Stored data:
━━━━━━
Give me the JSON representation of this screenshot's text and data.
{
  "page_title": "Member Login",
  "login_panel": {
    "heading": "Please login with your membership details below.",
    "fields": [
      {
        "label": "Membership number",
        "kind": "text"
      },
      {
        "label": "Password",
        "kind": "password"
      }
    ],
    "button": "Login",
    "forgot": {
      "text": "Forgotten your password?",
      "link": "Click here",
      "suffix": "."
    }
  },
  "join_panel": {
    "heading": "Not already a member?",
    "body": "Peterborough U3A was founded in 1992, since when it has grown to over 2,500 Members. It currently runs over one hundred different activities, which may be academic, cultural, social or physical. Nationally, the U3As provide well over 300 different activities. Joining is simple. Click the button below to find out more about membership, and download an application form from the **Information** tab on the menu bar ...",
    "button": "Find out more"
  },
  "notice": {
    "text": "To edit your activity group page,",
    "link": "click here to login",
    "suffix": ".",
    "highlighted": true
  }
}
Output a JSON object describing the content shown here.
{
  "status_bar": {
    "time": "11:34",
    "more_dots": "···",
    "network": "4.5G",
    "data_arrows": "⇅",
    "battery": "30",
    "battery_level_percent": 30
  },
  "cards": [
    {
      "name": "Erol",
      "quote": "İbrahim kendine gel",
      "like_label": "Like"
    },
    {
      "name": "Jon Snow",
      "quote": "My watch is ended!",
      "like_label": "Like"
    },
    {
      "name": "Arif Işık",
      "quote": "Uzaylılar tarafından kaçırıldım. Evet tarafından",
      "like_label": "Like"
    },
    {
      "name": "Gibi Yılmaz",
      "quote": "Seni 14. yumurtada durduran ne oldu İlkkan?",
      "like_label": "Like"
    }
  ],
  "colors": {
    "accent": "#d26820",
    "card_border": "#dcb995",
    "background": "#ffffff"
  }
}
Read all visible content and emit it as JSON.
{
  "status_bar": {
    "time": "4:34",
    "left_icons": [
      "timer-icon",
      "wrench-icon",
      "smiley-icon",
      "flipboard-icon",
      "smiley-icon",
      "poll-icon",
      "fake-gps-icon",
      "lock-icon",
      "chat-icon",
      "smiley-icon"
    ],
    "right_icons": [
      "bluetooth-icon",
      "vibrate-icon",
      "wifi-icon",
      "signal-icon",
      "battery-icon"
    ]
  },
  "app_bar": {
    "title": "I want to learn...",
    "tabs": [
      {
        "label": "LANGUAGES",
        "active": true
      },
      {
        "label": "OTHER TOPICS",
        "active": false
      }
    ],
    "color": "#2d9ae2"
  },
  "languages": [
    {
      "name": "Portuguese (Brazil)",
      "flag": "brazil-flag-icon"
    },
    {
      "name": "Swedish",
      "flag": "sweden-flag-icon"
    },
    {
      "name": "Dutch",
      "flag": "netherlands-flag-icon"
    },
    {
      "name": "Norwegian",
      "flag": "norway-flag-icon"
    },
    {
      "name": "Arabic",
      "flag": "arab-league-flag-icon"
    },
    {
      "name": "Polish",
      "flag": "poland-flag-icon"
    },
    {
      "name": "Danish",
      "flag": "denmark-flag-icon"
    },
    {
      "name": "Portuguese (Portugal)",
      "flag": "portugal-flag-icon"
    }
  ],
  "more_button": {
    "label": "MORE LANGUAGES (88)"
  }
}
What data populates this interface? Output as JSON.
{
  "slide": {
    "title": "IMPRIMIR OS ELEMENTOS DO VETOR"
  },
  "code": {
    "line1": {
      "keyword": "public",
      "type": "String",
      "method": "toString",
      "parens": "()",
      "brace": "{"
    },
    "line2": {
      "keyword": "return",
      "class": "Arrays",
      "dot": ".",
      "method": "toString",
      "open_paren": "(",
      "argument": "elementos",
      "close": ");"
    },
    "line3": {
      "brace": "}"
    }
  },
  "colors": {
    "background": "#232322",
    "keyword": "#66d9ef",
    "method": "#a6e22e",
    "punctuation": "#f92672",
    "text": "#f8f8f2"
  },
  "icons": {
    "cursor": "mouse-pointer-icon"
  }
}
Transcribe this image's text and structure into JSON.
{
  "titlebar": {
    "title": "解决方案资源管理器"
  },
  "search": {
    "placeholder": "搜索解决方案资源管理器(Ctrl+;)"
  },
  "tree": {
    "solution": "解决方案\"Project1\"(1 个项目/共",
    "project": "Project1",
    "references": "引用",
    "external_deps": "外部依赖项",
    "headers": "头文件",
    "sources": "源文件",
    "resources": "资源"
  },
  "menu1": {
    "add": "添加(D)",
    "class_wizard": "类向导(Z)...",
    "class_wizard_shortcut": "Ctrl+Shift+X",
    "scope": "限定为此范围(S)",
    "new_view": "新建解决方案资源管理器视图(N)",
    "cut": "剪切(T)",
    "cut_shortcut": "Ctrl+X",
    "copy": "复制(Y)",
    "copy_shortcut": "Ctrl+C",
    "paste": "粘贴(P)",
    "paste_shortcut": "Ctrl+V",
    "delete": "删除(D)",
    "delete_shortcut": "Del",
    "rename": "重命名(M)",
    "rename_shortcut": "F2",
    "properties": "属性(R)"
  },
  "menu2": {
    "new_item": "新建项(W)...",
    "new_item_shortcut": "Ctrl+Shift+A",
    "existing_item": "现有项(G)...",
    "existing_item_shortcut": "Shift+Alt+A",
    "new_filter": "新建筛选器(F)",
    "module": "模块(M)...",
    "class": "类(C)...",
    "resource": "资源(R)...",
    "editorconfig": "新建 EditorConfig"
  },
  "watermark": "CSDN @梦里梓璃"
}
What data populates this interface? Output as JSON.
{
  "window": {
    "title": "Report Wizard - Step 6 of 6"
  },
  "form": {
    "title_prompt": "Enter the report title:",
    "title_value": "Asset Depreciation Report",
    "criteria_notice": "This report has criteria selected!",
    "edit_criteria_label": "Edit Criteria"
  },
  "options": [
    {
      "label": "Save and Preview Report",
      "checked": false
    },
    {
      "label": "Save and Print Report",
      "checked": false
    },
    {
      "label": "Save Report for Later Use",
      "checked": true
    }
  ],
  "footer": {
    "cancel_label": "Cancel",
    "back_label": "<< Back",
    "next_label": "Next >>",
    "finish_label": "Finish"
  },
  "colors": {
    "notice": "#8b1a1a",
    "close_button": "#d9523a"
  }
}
━━━━━━
(Written request) Quote the whole listing above, leaving nothing out.

(Solution for this task)
Give me the JSON representation of this screenshot's text and data.
{
  "page_title": "Member Login",
  "login_panel": {
    "heading": "Please login with your membership details below.",
    "fields": [
      {
        "label": "Membership number",
        "kind": "text"
      },
      {
        "label": "Password",
        "kind": "password"
      }
    ],
    "button": "Login",
    "forgot": {
      "text": "Forgotten your password?",
      "link": "Click here",
      "suffix": "."
    }
  },
  "join_panel": {
    "heading": "Not already a member?",
    "body": "Peterborough U3A was founded in 1992, since when it has grown to over 2,500 Members. It currently runs over one hundred different activities, which may be academic, cultural, social or physical. Nationally, the U3As provide well over 300 different activities. Joining is simple. Click the button below to find out more about membership, and download an application form from the **Information** tab on the menu bar ...",
    "button": "Find out more"
  },
  "notice": {
    "text": "To edit your activity group page,",
    "link": "click here to login",
    "suffix": ".",
    "highlighted": true
  }
}
Output a JSON object describing the content shown here.
{
  "status_bar": {
    "time": "11:34",
    "more_dots": "···",
    "network": "4.5G",
    "data_arrows": "⇅",
    "battery": "30",
    "battery_level_percent": 30
  },
  "cards": [
    {
      "name": "Erol",
      "quote": "İbrahim kendine gel",
      "like_label": "Like"
    },
    {
      "name": "Jon Snow",
      "quote": "My watch is ended!",
      "like_label": "Like"
    },
    {
      "name": "Arif Işık",
      "quote": "Uzaylılar tarafından kaçırıldım. Evet tarafından",
      "like_label": "Like"
    },
    {
      "name": "Gibi Yılmaz",
      "quote": "Seni 14. yumurtada durduran ne oldu İlkkan?",
      "like_label": "Like"
    }
  ],
  "colors": {
    "accent": "#d26820",
    "card_border": "#dcb995",
    "background": "#ffffff"
  }
}
Read all visible content and emit it as JSON.
{
  "status_bar": {
    "time": "4:34",
    "left_icons": [
      "timer-icon",
      "wrench-icon",
      "smiley-icon",
      "flipboard-icon",
      "smiley-icon",
      "poll-icon",
      "fake-gps-icon",
      "lock-icon",
      "chat-icon",
      "smiley-icon"
    ],
    "right_icons": [
      "bluetooth-icon",
      "vibrate-icon",
      "wifi-icon",
      "signal-icon",
      "battery-icon"
    ]
  },
  "app_bar": {
    "title": "I want to learn...",
    "tabs": [
      {
        "label": "LANGUAGES",
        "active": true
      },
      {
        "label": "OTHER TOPICS",
        "active": false
      }
    ],
    "color": "#2d9ae2"
  },
  "languages": [
    {
      "name": "Portuguese (Brazil)",
      "flag": "brazil-flag-icon"
    },
    {
      "name": "Swedish",
      "flag": "sweden-flag-icon"
    },
    {
      "name": "Dutch",
      "flag": "netherlands-flag-icon"
    },
    {
      "name": "Norwegian",
      "flag": "norway-flag-icon"
    },
    {
      "name": "Arabic",
      "flag": "arab-league-flag-icon"
    },
    {
      "name": "Polish",
      "flag": "poland-flag-icon"
    },
    {
      "name": "Danish",
      "flag": "denmark-flag-icon"
    },
    {
      "name": "Portuguese (Portugal)",
      "flag": "portugal-flag-icon"
    }
  ],
  "more_button": {
    "label": "MORE LANGUAGES (88)"
  }
}
What data populates this interface? Output as JSON.
{
  "slide": {
    "title": "IMPRIMIR OS ELEMENTOS DO VETOR"
  },
  "code": {
    "line1": {
      "keyword": "public",
      "type": "String",
      "method": "toString",
      "parens": "()",
      "brace": "{"
    },
    "line2": {
      "keyword": "return",
      "class": "Arrays",
      "dot": ".",
      "method": "toString",
      "open_paren": "(",
      "argument": "elementos",
      "close": ");"
    },
    "line3": {
      "brace": "}"
    }
  },
  "colors": {
    "background": "#232322",
    "keyword": "#66d9ef",
    "method": "#a6e22e",
    "punctuation": "#f92672",
    "text": "#f8f8f2"
  },
  "icons": {
    "cursor": "mouse-pointer-icon"
  }
}
Transcribe this image's text and structure into JSON.
{
  "titlebar": {
    "title": "解决方案资源管理器"
  },
  "search": {
    "placeholder": "搜索解决方案资源管理器(Ctrl+;)"
  },
  "tree": {
    "solution": "解决方案\"Project1\"(1 个项目/共",
    "project": "Project1",
    "references": "引用",
    "external_deps": "外部依赖项",
    "headers": "头文件",
    "sources": "源文件",
    "resources": "资源"
  },
  "menu1": {
    "add": "添加(D)",
    "class_wizard": "类向导(Z)...",
    "class_wizard_shortcut": "Ctrl+Shift+X",
    "scope": "限定为此范围(S)",
    "new_view": "新建解决方案资源管理器视图(N)",
    "cut": "剪切(T)",
    "cut_shortcut": "Ctrl+X",
    "copy": "复制(Y)",
    "copy_shortcut": "Ctrl+C",
    "paste": "粘贴(P)",
    "paste_shortcut": "Ctrl+V",
    "delete": "删除(D)",
    "delete_shortcut": "Del",
    "rename": "重命名(M)",
    "rename_shortcut": "F2",
    "properties": "属性(R)"
  },
  "menu2": {
    "new_item": "新建项(W)...",
    "new_item_shortcut": "Ctrl+Shift+A",
    "existing_item": "现有项(G)...",
    "existing_item_shortcut": "Shift+Alt+A",
    "new_filter": "新建筛选器(F)",
    "module": "模块(M)...",
    "class": "类(C)...",
    "resource": "资源(R)...",
    "editorconfig": "新建 EditorConfig"
  },
  "watermark": "CSDN @梦里梓璃"
}
What data populates this interface? Output as JSON.
{
  "window": {
    "title": "Report Wizard - Step 6 of 6"
  },
  "form": {
    "title_prompt": "Enter the report title:",
    "title_value": "Asset Depreciation Report",
    "criteria_notice": "This report has criteria selected!",
    "edit_criteria_label": "Edit Criteria"
  },
  "options": [
    {
      "label": "Save and Preview Report",
      "checked": false
    },
    {
      "label": "Save and Print Report",
      "checked": false
    },
    {
      "label": "Save Report for Later Use",
      "checked": true
    }
  ],
  "footer": {
    "cancel_label": "Cancel",
    "back_label": "<< Back",
    "next_label": "Next >>",
    "finish_label": "Finish"
  },
  "colors": {
    "notice": "#8b1a1a",
    "close_button": "#d9523a"
  }
}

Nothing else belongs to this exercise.